-- Set task --
Please copy all of the records below, keeping every character the same.

-- Lines of data --
┄┄┄┄┄┄┄┄┄┄

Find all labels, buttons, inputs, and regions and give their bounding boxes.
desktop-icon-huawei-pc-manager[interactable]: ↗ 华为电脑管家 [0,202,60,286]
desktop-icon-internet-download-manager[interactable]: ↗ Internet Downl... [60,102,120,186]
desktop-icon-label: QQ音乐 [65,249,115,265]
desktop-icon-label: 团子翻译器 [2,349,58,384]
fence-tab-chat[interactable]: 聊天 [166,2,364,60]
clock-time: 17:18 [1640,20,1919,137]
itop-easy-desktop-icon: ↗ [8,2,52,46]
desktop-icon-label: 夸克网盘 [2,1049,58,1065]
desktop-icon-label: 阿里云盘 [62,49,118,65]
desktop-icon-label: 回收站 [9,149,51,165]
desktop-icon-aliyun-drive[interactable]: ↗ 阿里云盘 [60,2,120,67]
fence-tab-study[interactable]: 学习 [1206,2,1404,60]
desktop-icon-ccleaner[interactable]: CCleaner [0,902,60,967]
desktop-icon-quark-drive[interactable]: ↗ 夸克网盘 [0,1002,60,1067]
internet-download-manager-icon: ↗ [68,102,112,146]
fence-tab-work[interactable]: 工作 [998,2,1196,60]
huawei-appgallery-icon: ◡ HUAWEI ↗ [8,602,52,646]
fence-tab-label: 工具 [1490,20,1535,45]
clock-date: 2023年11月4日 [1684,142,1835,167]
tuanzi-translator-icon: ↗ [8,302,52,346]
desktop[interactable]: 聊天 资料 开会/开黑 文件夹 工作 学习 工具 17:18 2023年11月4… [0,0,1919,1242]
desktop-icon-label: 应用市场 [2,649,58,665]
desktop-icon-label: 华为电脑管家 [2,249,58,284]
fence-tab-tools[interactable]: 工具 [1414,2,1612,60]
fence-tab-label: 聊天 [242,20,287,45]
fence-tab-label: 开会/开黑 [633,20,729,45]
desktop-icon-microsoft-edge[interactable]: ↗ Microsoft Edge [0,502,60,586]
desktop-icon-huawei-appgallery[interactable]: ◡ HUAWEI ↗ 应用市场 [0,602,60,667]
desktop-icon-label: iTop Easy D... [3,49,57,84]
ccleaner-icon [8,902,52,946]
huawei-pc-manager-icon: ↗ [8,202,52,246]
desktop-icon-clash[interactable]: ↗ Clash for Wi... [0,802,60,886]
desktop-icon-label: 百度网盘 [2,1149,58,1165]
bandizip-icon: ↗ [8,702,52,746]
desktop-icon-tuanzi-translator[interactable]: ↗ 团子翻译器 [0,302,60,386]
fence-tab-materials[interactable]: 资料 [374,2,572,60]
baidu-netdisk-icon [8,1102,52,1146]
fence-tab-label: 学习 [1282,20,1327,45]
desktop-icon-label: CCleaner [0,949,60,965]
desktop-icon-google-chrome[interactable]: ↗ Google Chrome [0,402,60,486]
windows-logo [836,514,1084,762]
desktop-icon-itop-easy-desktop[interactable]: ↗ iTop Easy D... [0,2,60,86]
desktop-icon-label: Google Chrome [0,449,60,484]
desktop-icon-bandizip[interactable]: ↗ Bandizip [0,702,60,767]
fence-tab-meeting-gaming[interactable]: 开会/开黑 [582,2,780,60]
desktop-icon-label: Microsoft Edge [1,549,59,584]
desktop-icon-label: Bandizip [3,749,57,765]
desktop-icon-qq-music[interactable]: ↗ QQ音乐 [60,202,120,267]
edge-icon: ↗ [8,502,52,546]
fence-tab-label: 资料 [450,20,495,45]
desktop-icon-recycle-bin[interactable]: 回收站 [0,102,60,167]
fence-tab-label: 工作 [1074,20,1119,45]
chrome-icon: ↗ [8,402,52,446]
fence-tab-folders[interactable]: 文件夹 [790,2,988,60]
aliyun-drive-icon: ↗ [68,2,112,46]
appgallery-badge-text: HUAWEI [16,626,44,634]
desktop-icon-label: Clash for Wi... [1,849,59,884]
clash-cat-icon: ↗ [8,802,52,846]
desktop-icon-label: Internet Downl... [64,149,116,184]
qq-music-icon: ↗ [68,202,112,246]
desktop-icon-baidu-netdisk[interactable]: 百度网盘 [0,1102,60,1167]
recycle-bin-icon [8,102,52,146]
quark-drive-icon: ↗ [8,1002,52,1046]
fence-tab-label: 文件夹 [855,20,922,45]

┄┄┄┄┄┄┄┄┄┄

-- Answer to this exercise --
Find all labels, buttons, inputs, and regions and give their bounding boxes.
desktop-icon-huawei-pc-manager[interactable]: ↗ 华为电脑管家 [0,202,60,286]
desktop-icon-internet-download-manager[interactable]: ↗ Internet Downl... [60,102,120,186]
desktop-icon-label: QQ音乐 [65,249,115,265]
desktop-icon-label: 团子翻译器 [2,349,58,384]
fence-tab-chat[interactable]: 聊天 [166,2,364,60]
clock-time: 17:18 [1640,20,1919,137]
itop-easy-desktop-icon: ↗ [8,2,52,46]
desktop-icon-label: 夸克网盘 [2,1049,58,1065]
desktop-icon-label: 阿里云盘 [62,49,118,65]
desktop-icon-label: 回收站 [9,149,51,165]
desktop-icon-aliyun-drive[interactable]: ↗ 阿里云盘 [60,2,120,67]
fence-tab-study[interactable]: 学习 [1206,2,1404,60]
desktop-icon-ccleaner[interactable]: CCleaner [0,902,60,967]
desktop-icon-quark-drive[interactable]: ↗ 夸克网盘 [0,1002,60,1067]
internet-download-manager-icon: ↗ [68,102,112,146]
fence-tab-work[interactable]: 工作 [998,2,1196,60]
huawei-appgallery-icon: ◡ HUAWEI ↗ [8,602,52,646]
fence-tab-label: 工具 [1490,20,1535,45]
clock-date: 2023年11月4日 [1684,142,1835,167]
tuanzi-translator-icon: ↗ [8,302,52,346]
desktop[interactable]: 聊天 资料 开会/开黑 文件夹 工作 学习 工具 17:18 2023年11月4… [0,0,1919,1242]
desktop-icon-label: 应用市场 [2,649,58,665]
desktop-icon-label: 华为电脑管家 [2,249,58,284]
fence-tab-tools[interactable]: 工具 [1414,2,1612,60]
fence-tab-label: 聊天 [242,20,287,45]
fence-tab-label: 开会/开黑 [633,20,729,45]
desktop-icon-microsoft-edge[interactable]: ↗ Microsoft Edge [0,502,60,586]
desktop-icon-huawei-appgallery[interactable]: ◡ HUAWEI ↗ 应用市场 [0,602,60,667]
desktop-icon-label: iTop Easy D... [3,49,57,84]
ccleaner-icon [8,902,52,946]
huawei-pc-manager-icon: ↗ [8,202,52,246]
desktop-icon-clash[interactable]: ↗ Clash for Wi... [0,802,60,886]
desktop-icon-label: 百度网盘 [2,1149,58,1165]
bandizip-icon: ↗ [8,702,52,746]
desktop-icon-tuanzi-translator[interactable]: ↗ 团子翻译器 [0,302,60,386]
fence-tab-materials[interactable]: 资料 [374,2,572,60]
baidu-netdisk-icon [8,1102,52,1146]
fence-tab-label: 学习 [1282,20,1327,45]
desktop-icon-label: CCleaner [0,949,60,965]
desktop-icon-google-chrome[interactable]: ↗ Google Chrome [0,402,60,486]
windows-logo [836,514,1084,762]
desktop-icon-itop-easy-desktop[interactable]: ↗ iTop Easy D... [0,2,60,86]
desktop-icon-label: Google Chrome [0,449,60,484]
desktop-icon-bandizip[interactable]: ↗ Bandizip [0,702,60,767]
fence-tab-meeting-gaming[interactable]: 开会/开黑 [582,2,780,60]
desktop-icon-label: Microsoft Edge [1,549,59,584]
desktop-icon-label: Bandizip [3,749,57,765]
desktop-icon-qq-music[interactable]: ↗ QQ音乐 [60,202,120,267]
edge-icon: ↗ [8,502,52,546]
fence-tab-label: 资料 [450,20,495,45]
desktop-icon-recycle-bin[interactable]: 回收站 [0,102,60,167]
fence-tab-label: 工作 [1074,20,1119,45]
chrome-icon: ↗ [8,402,52,446]
fence-tab-folders[interactable]: 文件夹 [790,2,988,60]
aliyun-drive-icon: ↗ [68,2,112,46]
appgallery-badge-text: HUAWEI [16,626,44,634]
desktop-icon-label: Clash for Wi... [1,849,59,884]
clash-cat-icon: ↗ [8,802,52,846]
desktop-icon-label: Internet Downl... [64,149,116,184]
qq-music-icon: ↗ [68,202,112,246]
desktop-icon-baidu-netdisk[interactable]: 百度网盘 [0,1102,60,1167]
recycle-bin-icon [8,102,52,146]
quark-drive-icon: ↗ [8,1002,52,1046]
fence-tab-label: 文件夹 [855,20,922,45]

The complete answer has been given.